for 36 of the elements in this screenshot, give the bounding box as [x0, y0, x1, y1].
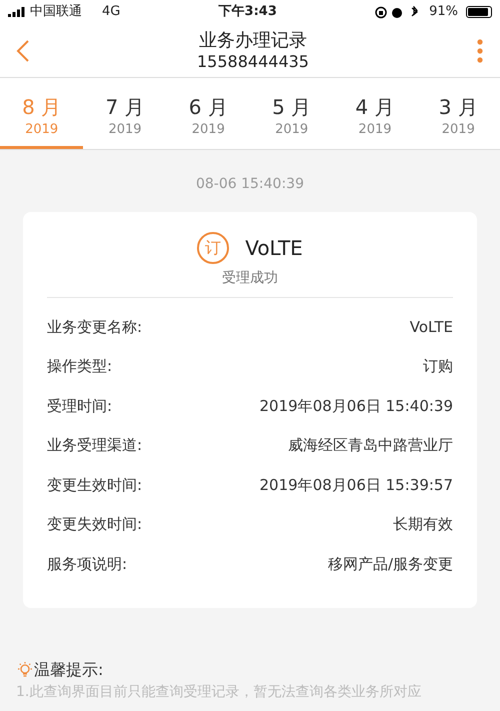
- status-text: 受理成功: [221, 269, 279, 288]
- field-label: 受理时间:: [47, 396, 112, 416]
- field-value: 订购: [423, 356, 453, 377]
- field-label: 变更生效时间:: [47, 474, 142, 496]
- field-label: 业务受理渠道:: [47, 435, 142, 456]
- battery-icon: [466, 6, 492, 18]
- record-timestamp: 08-06 15:40:39: [194, 175, 305, 194]
- field-value: 2019年08月06日 15:40:39: [260, 396, 453, 416]
- service-name: VoLTE: [245, 235, 303, 262]
- page-title: 业务办理记录: [198, 30, 308, 52]
- field-value: 2019年08月06日 15:39:57: [260, 474, 453, 496]
- more-button[interactable]: [476, 38, 484, 64]
- field-label: 服务项说明:: [47, 554, 128, 574]
- month-tab[interactable]: 3 月 2019: [416, 78, 500, 149]
- field-value: 移网产品/服务变更: [328, 554, 453, 574]
- order-badge: 订: [197, 232, 230, 264]
- network-type: 4G: [102, 3, 120, 22]
- tips-title: 温馨提示:: [34, 658, 104, 680]
- field-label: 业务变更名称:: [47, 316, 142, 338]
- field-label: 操作类型:: [47, 356, 112, 377]
- field-value: 威海经区青岛中路营业厅: [288, 435, 453, 456]
- month-tab[interactable]: 5 月 2019: [250, 78, 334, 149]
- back-button[interactable]: [16, 38, 30, 63]
- field-value: VoLTE: [410, 316, 453, 338]
- clock-time: 下午3:43: [218, 3, 277, 22]
- battery-percent: 91%: [429, 3, 458, 22]
- field-value: 长期有效: [393, 514, 453, 535]
- carrier-name: 中国联通: [30, 3, 82, 22]
- month-tab[interactable]: 7 月 2019: [83, 78, 167, 149]
- signal-icon: [8, 7, 26, 17]
- tips-text: 1.此查询界面目前只能查询受理记录，暂无法查询各类业务所对应: [16, 682, 422, 702]
- month-tab[interactable]: 4 月 2019: [333, 78, 417, 149]
- lightbulb-icon: [16, 660, 34, 678]
- month-tab[interactable]: 6 月 2019: [166, 78, 250, 149]
- field-label: 变更失效时间:: [47, 514, 142, 535]
- phone-number: 15588444435: [197, 52, 309, 72]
-------------------------
> **Short task**
Put every line of the rows above into a numbered list, leaving out blank lines and the pictures.

> **Result below**
1. for 36 of the elements in this screenshot, give the bounding box as [x0, y0, x1, y1].
2. - status-text: 受理成功: [221, 269, 279, 288]
3. - field-label: 受理时间:: [47, 396, 112, 416]
4. - field-value: 订购: [423, 356, 453, 377]
5. - field-label: 变更生效时间:: [47, 474, 142, 496]
6. - field-label: 业务受理渠道:: [47, 435, 142, 456]
7. - battery-icon: [466, 6, 492, 18]
8. - record-timestamp: 08-06 15:40:39: [194, 175, 305, 194]
9. - field-value: 2019年08月06日 15:40:39: [260, 396, 453, 416]
10. - service-name: VoLTE: [245, 235, 303, 262]
11. - page-title: 业务办理记录: [198, 30, 308, 52]
12. - field-value: 2019年08月06日 15:39:57: [260, 474, 453, 496]
13. - more-button[interactable]: [476, 38, 484, 64]
14. - field-label: 服务项说明:: [47, 554, 128, 574]
15. - month-tab[interactable]: 3 月 2019: [416, 78, 500, 149]
16. - field-value: 移网产品/服务变更: [328, 554, 453, 574]
17. - order-badge: 订: [197, 232, 230, 264]
18. - network-type: 4G: [102, 3, 120, 22]
19. - tips-title: 温馨提示:: [34, 658, 104, 680]
20. - field-label: 业务变更名称:: [47, 316, 142, 338]
21. - field-label: 操作类型:: [47, 356, 112, 377]
22. - field-value: 威海经区青岛中路营业厅: [288, 435, 453, 456]
23. - month-tab[interactable]: 5 月 2019: [250, 78, 334, 149]
24. - back-button[interactable]: [16, 38, 30, 63]
25. - field-value: VoLTE: [410, 316, 453, 338]
26. - clock-time: 下午3:43: [218, 3, 277, 22]
27. - battery-percent: 91%: [429, 3, 458, 22]
28. - field-value: 长期有效: [393, 514, 453, 535]
29. - carrier-name: 中国联通: [30, 3, 82, 22]
30. - month-tab[interactable]: 7 月 2019: [83, 78, 167, 149]
31. - signal-icon: [8, 7, 26, 17]
32. - tips-text: 1.此查询界面目前只能查询受理记录，暂无法查询各类业务所对应: [16, 682, 422, 702]
33. - month-tab[interactable]: 4 月 2019: [333, 78, 417, 149]
34. - lightbulb-icon: [16, 660, 34, 678]
35. - month-tab[interactable]: 6 月 2019: [166, 78, 250, 149]
36. - field-label: 变更失效时间:: [47, 514, 142, 535]
37. - phone-number: 15588444435: [197, 52, 309, 72]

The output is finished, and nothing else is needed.